Make an exact copy of all the entries, but do not reproduce the pictures.

[Extracted data entries]
_ _ _
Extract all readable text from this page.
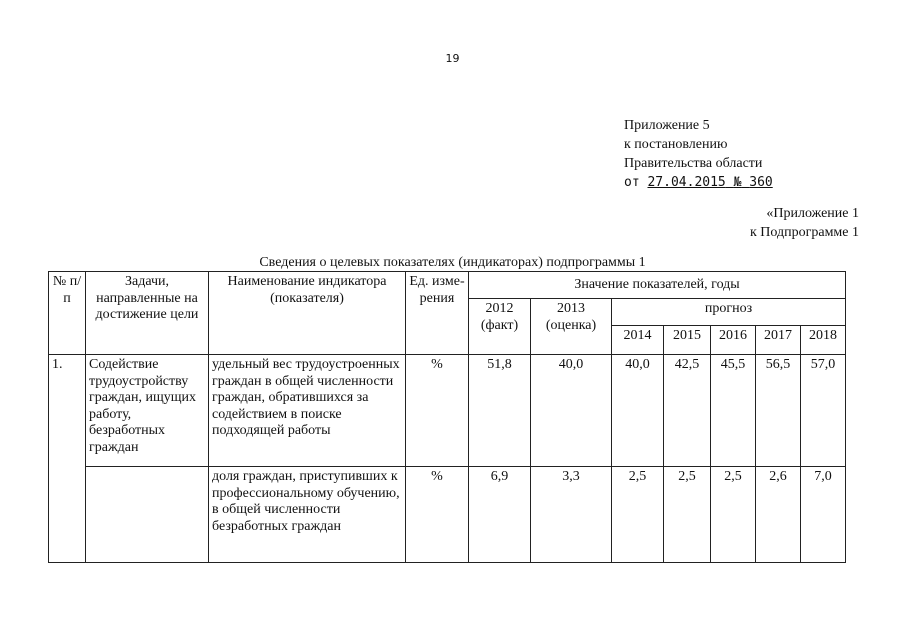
19
Приложение 5
к постановлению
Правительства области
от 27.04.2015 № 360
«Приложение 1
к Подпрограмме 1
Сведения о целевых показателях (индикаторах) подпрограммы 1
№ п/п	Задачи, направленные на достижение цели	Наименование индикатора (показателя)	Ед. изме- рения	Значение показателей, годы						
				2012 (факт)	2013 (оценка)	прогноз				
						2014	2015	2016	2017	2018
1.	Содействие трудоустройству граждан, ищущих работу, безработных граждан	удельный вес трудоустроенных граждан в общей численности граждан, обратившихся за содействием в поиске подходящей работы	%	51,8	40,0	40,0	42,5	45,5	56,5	57,0
		доля граждан, приступивших к профессиональному обучению, в общей численности безработных граждан	%	6,9	3,3	2,5	2,5	2,5	2,6	7,0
_ _ _
**WRITTEN ANSWER**.
Extract all readable text from this page.
19
Приложение 5
к постановлению
Правительства области
от 27.04.2015 № 360
«Приложение 1
к Подпрограмме 1
Сведения о целевых показателях (индикаторах) подпрограммы 1
№ п/п	Задачи, направленные на достижение цели	Наименование индикатора (показателя)	Ед. изме- рения	Значение показателей, годы						
				2012 (факт)	2013 (оценка)	прогноз				
						2014	2015	2016	2017	2018
1.	Содействие трудоустройству граждан, ищущих работу, безработных граждан	удельный вес трудоустроенных граждан в общей численности граждан, обратившихся за содействием в поиске подходящей работы	%	51,8	40,0	40,0	42,5	45,5	56,5	57,0
		доля граждан, приступивших к профессиональному обучению, в общей численности безработных граждан	%	6,9	3,3	2,5	2,5	2,5	2,6	7,0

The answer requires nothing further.